● **WHAT YOU ARE ASKED TO DO**:
Look through the records below, and copy out every line that holds the string "groupe".

● **RECORDS SUPPLIED**:
★ ★ ★ ★

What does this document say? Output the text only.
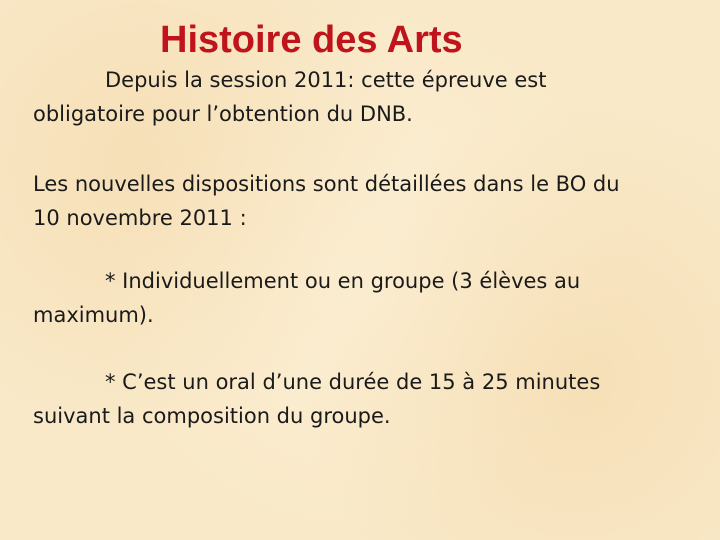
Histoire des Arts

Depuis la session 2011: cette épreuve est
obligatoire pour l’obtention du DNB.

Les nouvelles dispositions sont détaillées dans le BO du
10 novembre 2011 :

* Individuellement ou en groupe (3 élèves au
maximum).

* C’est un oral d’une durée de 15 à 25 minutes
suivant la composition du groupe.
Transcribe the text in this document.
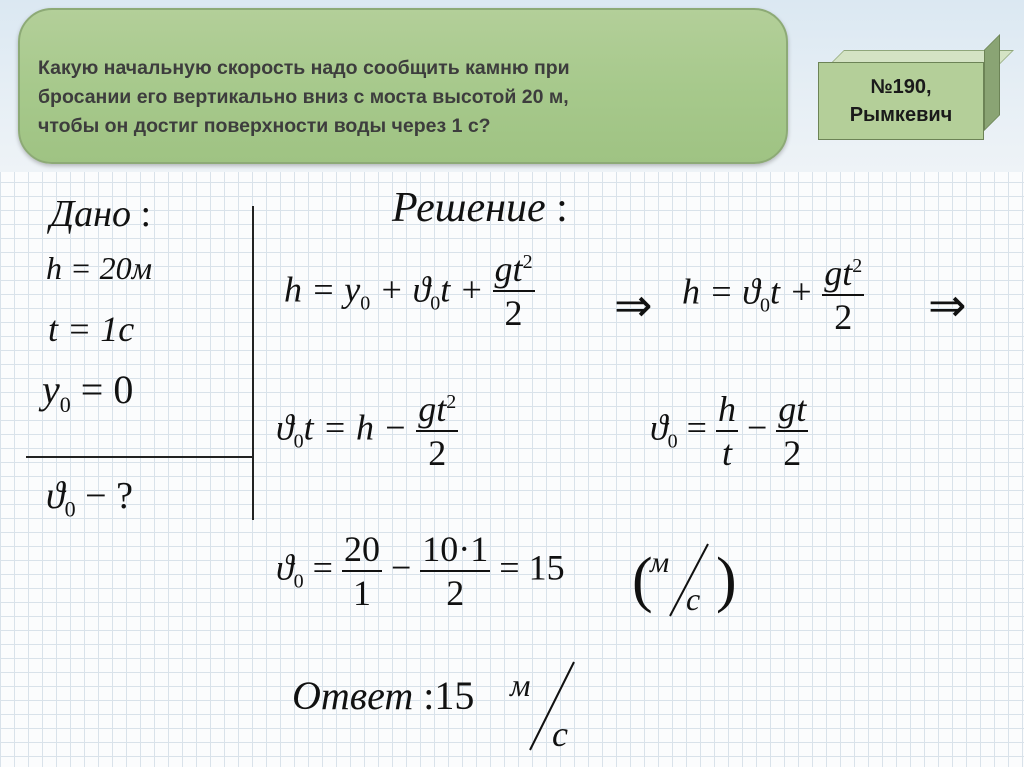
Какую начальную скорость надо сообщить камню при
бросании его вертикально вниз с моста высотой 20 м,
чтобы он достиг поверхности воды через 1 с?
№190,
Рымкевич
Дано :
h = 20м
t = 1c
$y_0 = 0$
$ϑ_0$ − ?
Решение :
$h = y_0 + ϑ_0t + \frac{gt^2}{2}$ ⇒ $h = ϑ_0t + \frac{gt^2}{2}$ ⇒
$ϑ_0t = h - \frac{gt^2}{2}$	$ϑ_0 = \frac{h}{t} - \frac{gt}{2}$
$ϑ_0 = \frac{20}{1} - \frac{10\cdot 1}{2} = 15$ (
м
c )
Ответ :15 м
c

★ ★ ★ ★

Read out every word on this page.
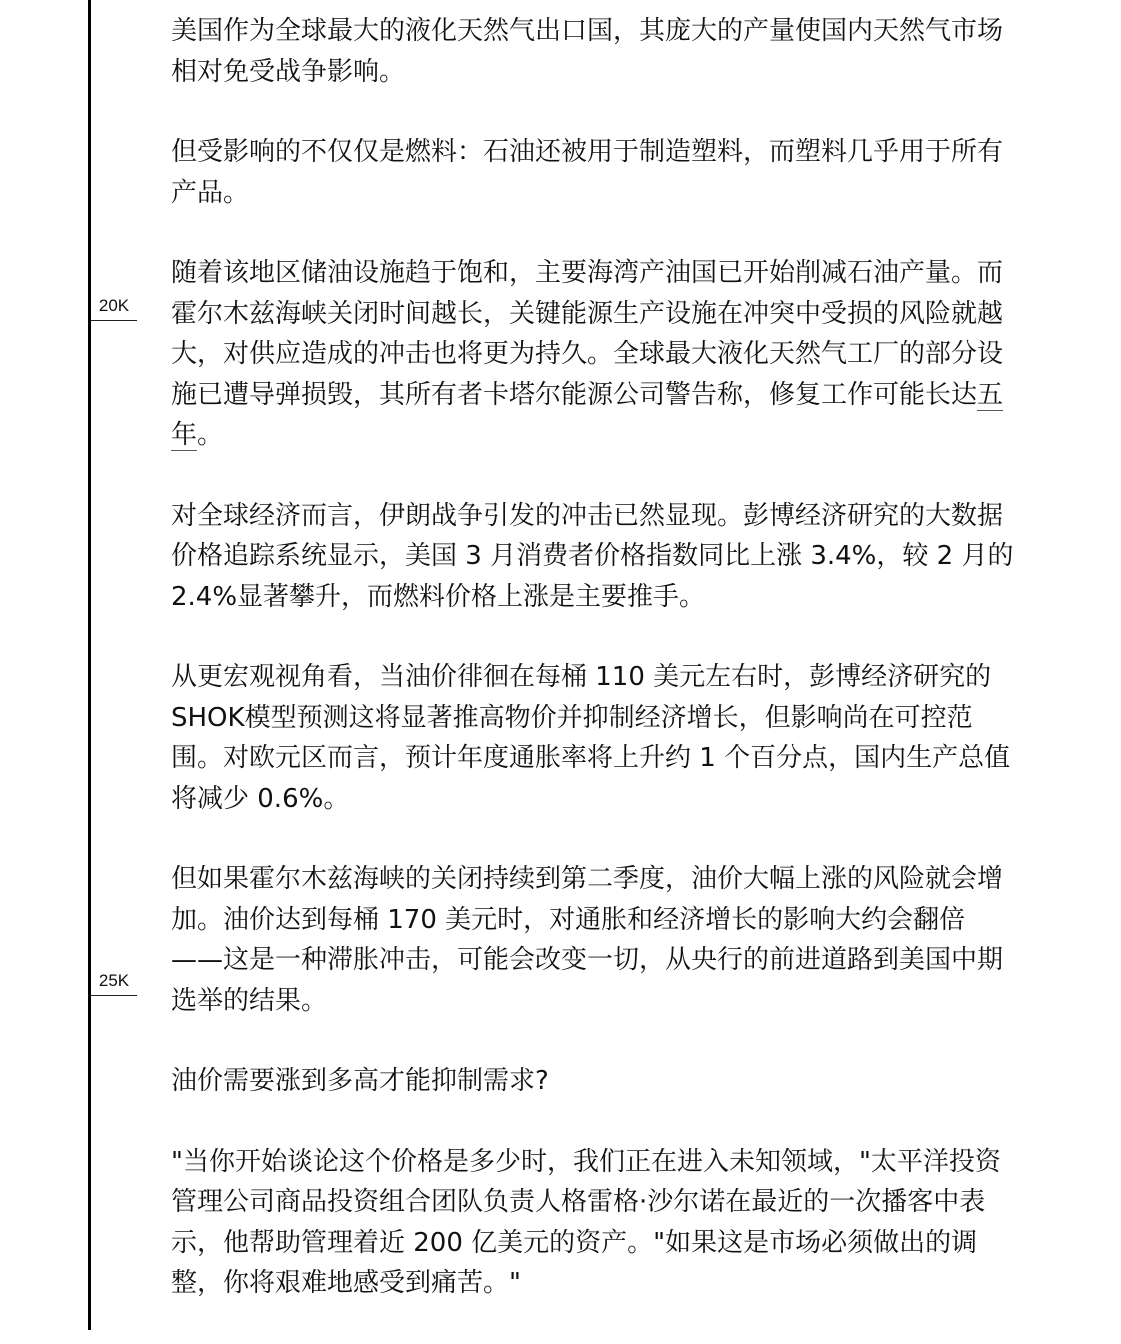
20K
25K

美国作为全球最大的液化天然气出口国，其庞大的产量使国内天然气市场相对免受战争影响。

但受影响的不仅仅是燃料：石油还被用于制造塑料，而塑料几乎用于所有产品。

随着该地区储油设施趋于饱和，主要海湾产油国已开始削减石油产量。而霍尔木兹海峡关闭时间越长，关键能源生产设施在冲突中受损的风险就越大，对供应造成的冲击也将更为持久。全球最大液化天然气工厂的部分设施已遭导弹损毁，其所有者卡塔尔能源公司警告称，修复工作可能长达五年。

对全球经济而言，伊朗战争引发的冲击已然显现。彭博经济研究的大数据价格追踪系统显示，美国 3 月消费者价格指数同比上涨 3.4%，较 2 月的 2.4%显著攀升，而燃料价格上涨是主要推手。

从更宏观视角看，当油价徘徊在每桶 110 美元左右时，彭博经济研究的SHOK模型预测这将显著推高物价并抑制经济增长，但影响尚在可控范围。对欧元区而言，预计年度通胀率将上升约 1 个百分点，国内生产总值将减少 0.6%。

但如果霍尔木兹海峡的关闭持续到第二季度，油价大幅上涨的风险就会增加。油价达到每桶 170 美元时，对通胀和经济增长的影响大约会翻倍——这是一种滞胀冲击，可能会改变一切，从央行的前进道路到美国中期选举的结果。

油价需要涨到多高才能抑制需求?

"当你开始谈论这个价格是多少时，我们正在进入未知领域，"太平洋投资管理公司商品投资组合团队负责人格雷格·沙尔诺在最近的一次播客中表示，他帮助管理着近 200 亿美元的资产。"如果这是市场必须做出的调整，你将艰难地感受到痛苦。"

★ ★ ★ ★

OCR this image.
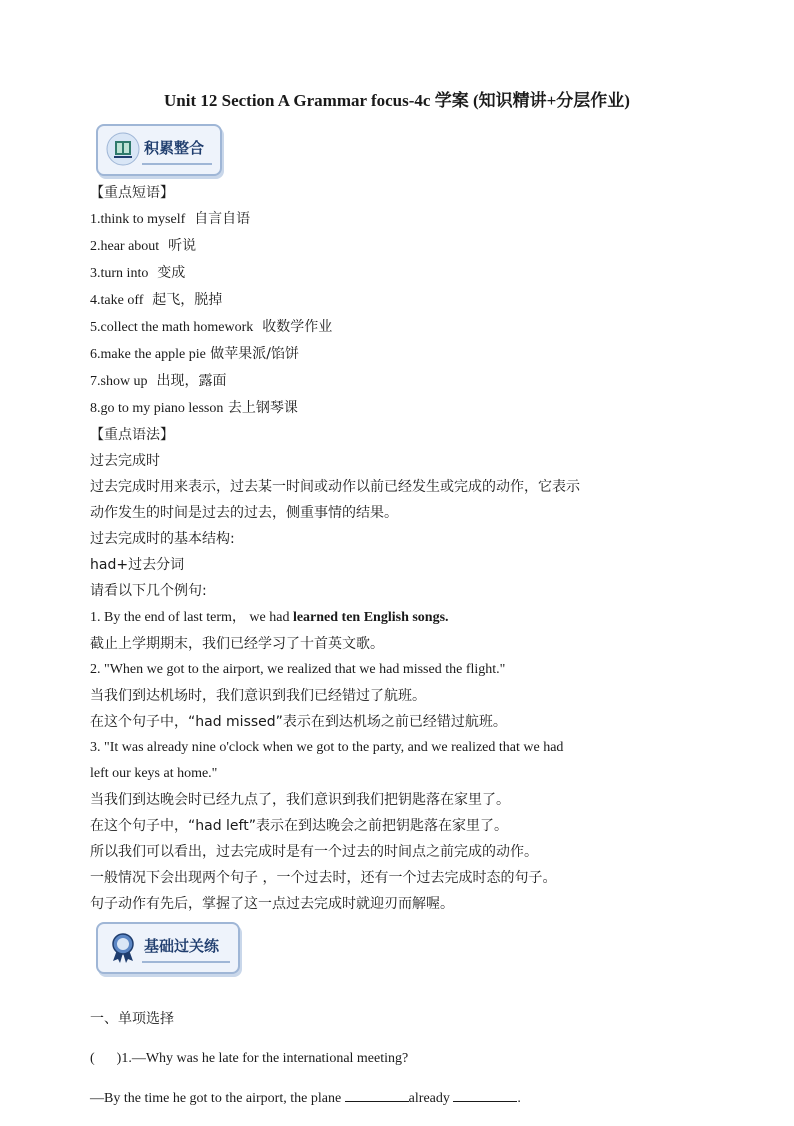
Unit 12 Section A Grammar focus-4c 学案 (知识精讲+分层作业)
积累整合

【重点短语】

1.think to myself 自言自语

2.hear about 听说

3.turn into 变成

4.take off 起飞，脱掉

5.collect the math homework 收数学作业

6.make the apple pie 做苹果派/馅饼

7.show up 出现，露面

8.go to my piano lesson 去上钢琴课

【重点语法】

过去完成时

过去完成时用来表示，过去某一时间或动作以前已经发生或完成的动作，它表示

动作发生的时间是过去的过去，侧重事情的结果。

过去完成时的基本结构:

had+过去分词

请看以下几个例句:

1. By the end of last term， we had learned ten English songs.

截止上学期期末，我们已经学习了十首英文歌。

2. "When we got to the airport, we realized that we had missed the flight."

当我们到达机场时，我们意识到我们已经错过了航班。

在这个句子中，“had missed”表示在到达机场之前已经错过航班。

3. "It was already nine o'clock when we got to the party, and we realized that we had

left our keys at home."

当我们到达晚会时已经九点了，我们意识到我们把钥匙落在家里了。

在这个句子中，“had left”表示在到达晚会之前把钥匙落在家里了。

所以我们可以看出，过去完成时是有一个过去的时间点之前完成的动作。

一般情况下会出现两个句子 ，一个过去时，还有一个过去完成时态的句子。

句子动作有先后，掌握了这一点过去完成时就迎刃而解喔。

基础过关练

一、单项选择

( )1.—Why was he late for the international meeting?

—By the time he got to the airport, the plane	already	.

★ ★ ★ ★

● **ANSWER IN FULL**:
* Individuellement ou en groupe (3 élèves au
suivant la composition du groupe.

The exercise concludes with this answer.